SET EXERCISE: Can you extract every line of the listing below and repeat it character for character, leaving out the pictures?
#### DATA
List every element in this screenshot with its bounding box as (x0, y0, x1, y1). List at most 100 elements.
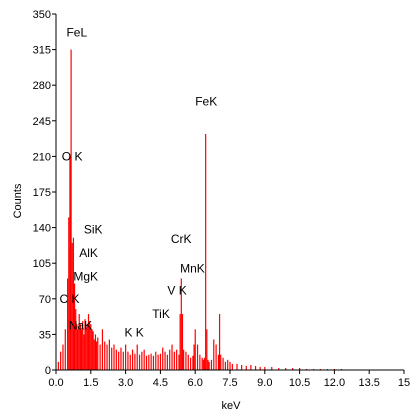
spectrum-bar (79, 324, 81, 370)
spectrum-bar (94, 334, 97, 370)
peak-label: MgK (73, 269, 98, 283)
spectrum-bar (312, 368, 315, 370)
spectrum-bar (99, 344, 101, 370)
x-axis-title: keV (222, 400, 242, 412)
spectrum-bar (245, 365, 247, 370)
x-tick-label: 10.5 (289, 377, 310, 389)
spectrum-bar (157, 354, 159, 370)
spectrum-bar (80, 329, 83, 370)
spectrum-bar (166, 354, 168, 370)
x-tick-label: 3.0 (118, 377, 133, 389)
spectrum-bar (192, 355, 194, 370)
spectrum-bar (215, 344, 217, 370)
spectrum-bars (57, 49, 342, 370)
spectrum-bar (83, 334, 85, 370)
spectrum-bar (259, 366, 261, 370)
x-tick-label: 13.5 (358, 377, 379, 389)
y-tick-label: 0 (45, 365, 51, 377)
x-tick-label: 15 (398, 377, 410, 389)
spectrum-bar (70, 49, 72, 370)
spectrum-bar (181, 314, 184, 370)
x-tick-label: 9.0 (257, 377, 272, 389)
spectrum-bar (122, 351, 124, 370)
spectrum-bar (152, 355, 155, 370)
spectrum-bar (141, 351, 143, 370)
spectrum-bar (159, 353, 162, 370)
spectrum-bar (69, 156, 71, 370)
spectrum-bar (75, 308, 77, 370)
spectrum-bar (134, 353, 136, 370)
peak-label: MnK (180, 261, 205, 275)
x-axis-ticks: 0.0 1.5 3.0 4.5 6.0 7.5 9.0 10.5 12.0 13.5 15 (48, 370, 410, 389)
spectrum-bar (319, 368, 322, 370)
spectrum-bar (90, 324, 92, 370)
spectrum-bar (241, 364, 243, 370)
spectrum-bar (231, 363, 233, 370)
spectrum-bar (108, 339, 110, 370)
peak-label: AlK (79, 246, 98, 260)
spectrum-bar (285, 367, 287, 370)
spectrum-bar (201, 357, 203, 370)
spectrum-bar (180, 278, 182, 370)
spectrum-bar (164, 351, 166, 370)
peak-label: C K (59, 292, 79, 306)
spectrum-bar (185, 351, 187, 370)
spectrum-bar (250, 364, 252, 370)
peak-label: O K (62, 149, 83, 163)
spectrum-bar (299, 367, 301, 370)
spectrum-bar (120, 347, 122, 370)
spectrum-bar (179, 314, 181, 370)
spectrum-bar (222, 357, 224, 370)
spectrum-bar (194, 329, 196, 370)
y-tick-label: 315 (33, 45, 51, 57)
spectrum-bar (64, 329, 66, 370)
peak-label: FeK (195, 95, 217, 109)
spectrum-bar (118, 351, 120, 370)
spectrum-bar (326, 368, 329, 370)
spectrum-bar (143, 349, 145, 370)
peak-label: NaK (69, 318, 92, 332)
spectrum-bar (125, 344, 127, 370)
spectrum-bar (97, 337, 99, 370)
y-axis-title: Counts (12, 183, 24, 218)
spectrum-bar (150, 353, 152, 370)
y-tick-label: 105 (33, 258, 51, 270)
y-tick-label: 350 (33, 9, 51, 21)
spectrum-bar (72, 237, 75, 370)
spectrum-bar (68, 217, 70, 370)
peak-label: FeL (66, 25, 87, 39)
spectrum-bar (129, 354, 131, 370)
spectrum-bar (196, 344, 199, 370)
spectrum-bar (305, 368, 308, 370)
spectrum-bar (71, 242, 73, 370)
x-tick-label: 0.0 (48, 377, 63, 389)
spectrum-bar (115, 349, 117, 370)
spectrum-bar (131, 349, 134, 370)
spectrum-bar (89, 321, 91, 370)
x-tick-label: 7.5 (222, 377, 237, 389)
peak-label: TiK (152, 307, 170, 321)
spectrum-bar (111, 347, 113, 370)
spectrum-bar (162, 347, 164, 370)
spectrum-bar (199, 354, 201, 370)
spectrum-bar (187, 354, 189, 370)
spectrum-bar (224, 361, 226, 370)
y-axis-ticks: 0 35 70 105 140 175 210 245 280 315 350 (33, 9, 56, 377)
spectrum-bar (101, 329, 104, 370)
spectrum-bar (76, 324, 78, 370)
y-tick-label: 210 (33, 151, 51, 163)
spectrum-bar (169, 349, 171, 370)
spectrum-bar (340, 368, 342, 370)
spectrum-bar (218, 314, 221, 370)
spectrum-bar (148, 354, 150, 370)
spectrum-bar (203, 357, 206, 370)
spectrum-bar (104, 341, 106, 370)
spectrum-bar (183, 349, 185, 370)
x-tick-label: 6.0 (188, 377, 203, 389)
peak-label: SiK (84, 223, 103, 237)
spectrum-bar (106, 344, 108, 370)
spectrum-bar (207, 359, 209, 370)
spectrum-bar (217, 354, 220, 370)
spectrum-bar (85, 327, 87, 370)
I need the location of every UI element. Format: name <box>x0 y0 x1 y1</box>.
########
TASK RESULT:
List every element in this screenshot with its bounding box as (x0, y0, x1, y1). List at most 100 elements.
spectrum-bar (79, 324, 81, 370)
spectrum-bar (94, 334, 97, 370)
peak-label: MgK (73, 269, 98, 283)
spectrum-bar (312, 368, 315, 370)
spectrum-bar (99, 344, 101, 370)
x-axis-title: keV (222, 400, 242, 412)
spectrum-bar (245, 365, 247, 370)
x-tick-label: 10.5 (289, 377, 310, 389)
spectrum-bar (157, 354, 159, 370)
spectrum-bar (80, 329, 83, 370)
spectrum-bar (166, 354, 168, 370)
x-tick-label: 3.0 (118, 377, 133, 389)
spectrum-bar (192, 355, 194, 370)
spectrum-bar (215, 344, 217, 370)
spectrum-bars (57, 49, 342, 370)
spectrum-bar (83, 334, 85, 370)
spectrum-bar (259, 366, 261, 370)
x-tick-label: 13.5 (358, 377, 379, 389)
y-tick-label: 0 (45, 365, 51, 377)
x-tick-label: 15 (398, 377, 410, 389)
spectrum-bar (70, 49, 72, 370)
spectrum-bar (181, 314, 184, 370)
x-tick-label: 9.0 (257, 377, 272, 389)
spectrum-bar (122, 351, 124, 370)
spectrum-bar (152, 355, 155, 370)
spectrum-bar (141, 351, 143, 370)
spectrum-bar (159, 353, 162, 370)
spectrum-bar (69, 156, 71, 370)
spectrum-bar (75, 308, 77, 370)
spectrum-bar (134, 353, 136, 370)
peak-label: MnK (180, 261, 205, 275)
x-axis-ticks: 0.0 1.5 3.0 4.5 6.0 7.5 9.0 10.5 12.0 13.5 15 (48, 370, 410, 389)
spectrum-bar (319, 368, 322, 370)
spectrum-bar (90, 324, 92, 370)
spectrum-bar (241, 364, 243, 370)
spectrum-bar (231, 363, 233, 370)
spectrum-bar (108, 339, 110, 370)
peak-label: AlK (79, 246, 98, 260)
spectrum-bar (285, 367, 287, 370)
spectrum-bar (201, 357, 203, 370)
spectrum-bar (180, 278, 182, 370)
spectrum-bar (164, 351, 166, 370)
peak-label: C K (59, 292, 79, 306)
spectrum-bar (185, 351, 187, 370)
spectrum-bar (250, 364, 252, 370)
peak-label: O K (62, 149, 83, 163)
spectrum-bar (299, 367, 301, 370)
spectrum-bar (120, 347, 122, 370)
spectrum-bar (179, 314, 181, 370)
spectrum-bar (222, 357, 224, 370)
spectrum-bar (194, 329, 196, 370)
y-tick-label: 315 (33, 45, 51, 57)
spectrum-bar (64, 329, 66, 370)
peak-label: FeK (195, 95, 217, 109)
spectrum-bar (118, 351, 120, 370)
spectrum-bar (326, 368, 329, 370)
spectrum-bar (143, 349, 145, 370)
peak-label: NaK (69, 318, 92, 332)
spectrum-bar (125, 344, 127, 370)
spectrum-bar (97, 337, 99, 370)
y-axis-title: Counts (12, 183, 24, 218)
spectrum-bar (150, 353, 152, 370)
y-tick-label: 105 (33, 258, 51, 270)
y-tick-label: 350 (33, 9, 51, 21)
spectrum-bar (72, 237, 75, 370)
spectrum-bar (68, 217, 70, 370)
peak-label: FeL (66, 25, 87, 39)
spectrum-bar (129, 354, 131, 370)
spectrum-bar (196, 344, 199, 370)
spectrum-bar (305, 368, 308, 370)
spectrum-bar (71, 242, 73, 370)
x-tick-label: 0.0 (48, 377, 63, 389)
spectrum-bar (115, 349, 117, 370)
spectrum-bar (131, 349, 134, 370)
spectrum-bar (89, 321, 91, 370)
x-tick-label: 7.5 (222, 377, 237, 389)
peak-label: TiK (152, 307, 170, 321)
spectrum-bar (111, 347, 113, 370)
spectrum-bar (162, 347, 164, 370)
spectrum-bar (199, 354, 201, 370)
spectrum-bar (187, 354, 189, 370)
spectrum-bar (224, 361, 226, 370)
y-axis-ticks: 0 35 70 105 140 175 210 245 280 315 350 (33, 9, 56, 377)
spectrum-bar (101, 329, 104, 370)
spectrum-bar (76, 324, 78, 370)
y-tick-label: 210 (33, 151, 51, 163)
spectrum-bar (169, 349, 171, 370)
spectrum-bar (340, 368, 342, 370)
spectrum-bar (218, 314, 221, 370)
spectrum-bar (148, 354, 150, 370)
spectrum-bar (203, 357, 206, 370)
spectrum-bar (104, 341, 106, 370)
spectrum-bar (183, 349, 185, 370)
x-tick-label: 6.0 (188, 377, 203, 389)
peak-label: SiK (84, 223, 103, 237)
spectrum-bar (106, 344, 108, 370)
spectrum-bar (207, 359, 209, 370)
spectrum-bar (217, 354, 220, 370)
spectrum-bar (85, 327, 87, 370)
I need the location of every UI element. Format: name <box>x0 y0 x1 y1</box>.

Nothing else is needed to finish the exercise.